** TASK TO CARRY OUT **
Below are the records. List every line holding the word "разрешается".

[Items listed in a dataset]

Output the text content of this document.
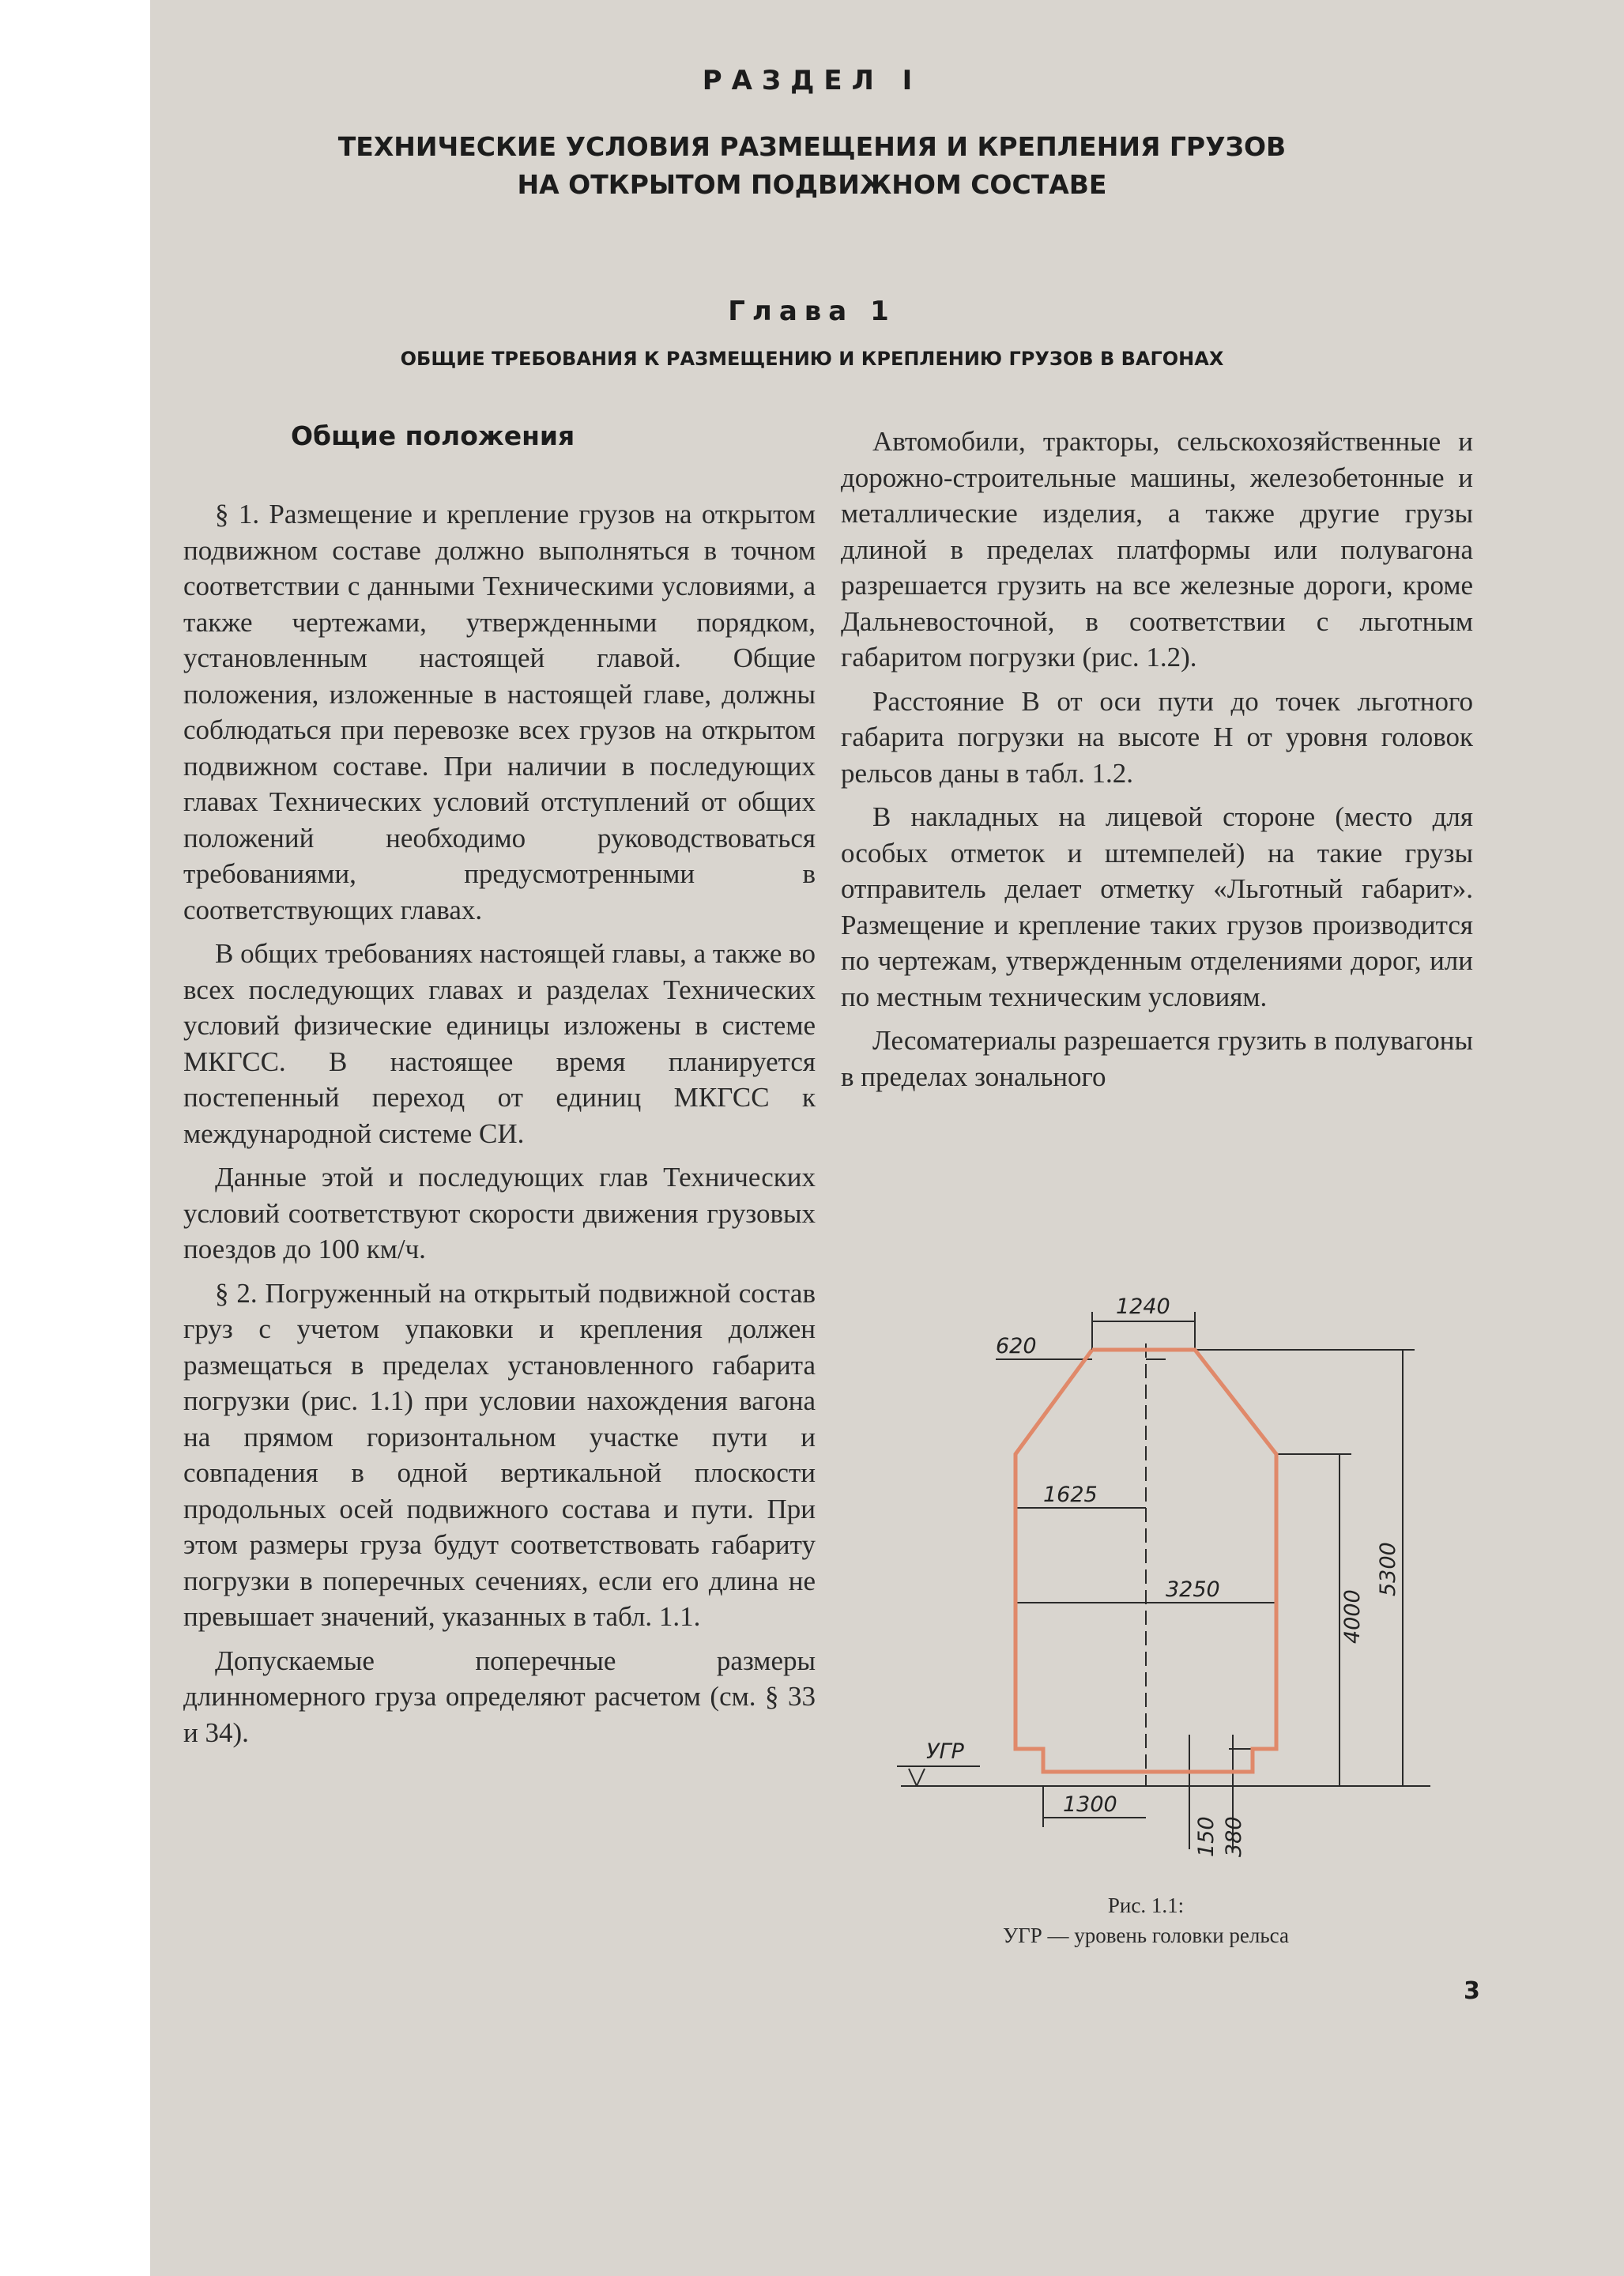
РАЗДЕЛ I
ТЕХНИЧЕСКИЕ УСЛОВИЯ РАЗМЕЩЕНИЯ И КРЕПЛЕНИЯ ГРУЗОВ
НА ОТКРЫТОМ ПОДВИЖНОМ СОСТАВЕ
Глава 1
ОБЩИЕ ТРЕБОВАНИЯ К РАЗМЕЩЕНИЮ И КРЕПЛЕНИЮ ГРУЗОВ В ВАГОНАХ
Общие положения

§ 1. Размещение и крепление грузов на открытом подвижном составе должно выполняться в точном соответствии с данными Техническими условиями, а также чертежами, утвержденными порядком, установленным настоящей главой. Общие положения, изложенные в настоящей главе, должны соблюдаться при перевозке всех грузов на открытом подвижном составе. При наличии в последующих главах Технических условий отступлений от общих положений необходимо руководствоваться требованиями, предусмотренными в соответствующих главах.

В общих требованиях настоящей главы, а также во всех последующих главах и разделах Технических условий физические единицы изложены в системе МКГСС. В настоящее время планируется постепенный переход от единиц МКГСС к международной системе СИ.

Данные этой и последующих глав Технических условий соответствуют скорости движения грузовых поездов до 100 км/ч.

§ 2. Погруженный на открытый подвижной состав груз с учетом упаковки и крепления должен размещаться в пределах установленного габарита погрузки (рис. 1.1) при условии нахождения вагона на прямом горизонтальном участке пути и совпадения в одной вертикальной плоскости продольных осей подвижного состава и пути. При этом размеры груза будут соответствовать габариту погрузки в поперечных сечениях, если его длина не превышает значений, указанных в табл. 1.1.

Допускаемые поперечные размеры длинномерного груза определяют расчетом (см. § 33 и 34).

Автомобили, тракторы, сельскохозяйственные и дорожно-строительные машины, железобетонные и металлические изделия, а также другие грузы длиной в пределах платформы или полувагона разрешается грузить на все железные дороги, кроме Дальневосточной, в соответствии с льготным габаритом погрузки (рис. 1.2).

Расстояние B от оси пути до точек льготного габарита погрузки на высоте H от уровня головок рельсов даны в табл. 1.2.

В накладных на лицевой стороне (место для особых отметок и штемпелей) на такие грузы отправитель делает отметку «Льготный габарит». Размещение и крепление таких грузов производится по чертежам, утвержденным отделениями дорог, или по местным техническим условиям.

Лесоматериалы разрешается грузить в полувагоны в пределах зонального

1240
620
1625
3250	4000
5300
1300
150 380
УГР
Рис. 1.1:
УГР — уровень головки рельса
3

** EXERCISE OUTPUT **
Автомобили, тракторы, сельскохозяйственные и дорожно-строительные машины, железобетонные и металлические изделия, а также другие грузы длиной в пределах платформы или полувагона разрешается грузить на все железные дороги, кроме Дальневосточной, в соответствии с льготным габаритом погрузки (рис. 1.2).
Лесоматериалы разрешается грузить в полувагоны в пределах зонального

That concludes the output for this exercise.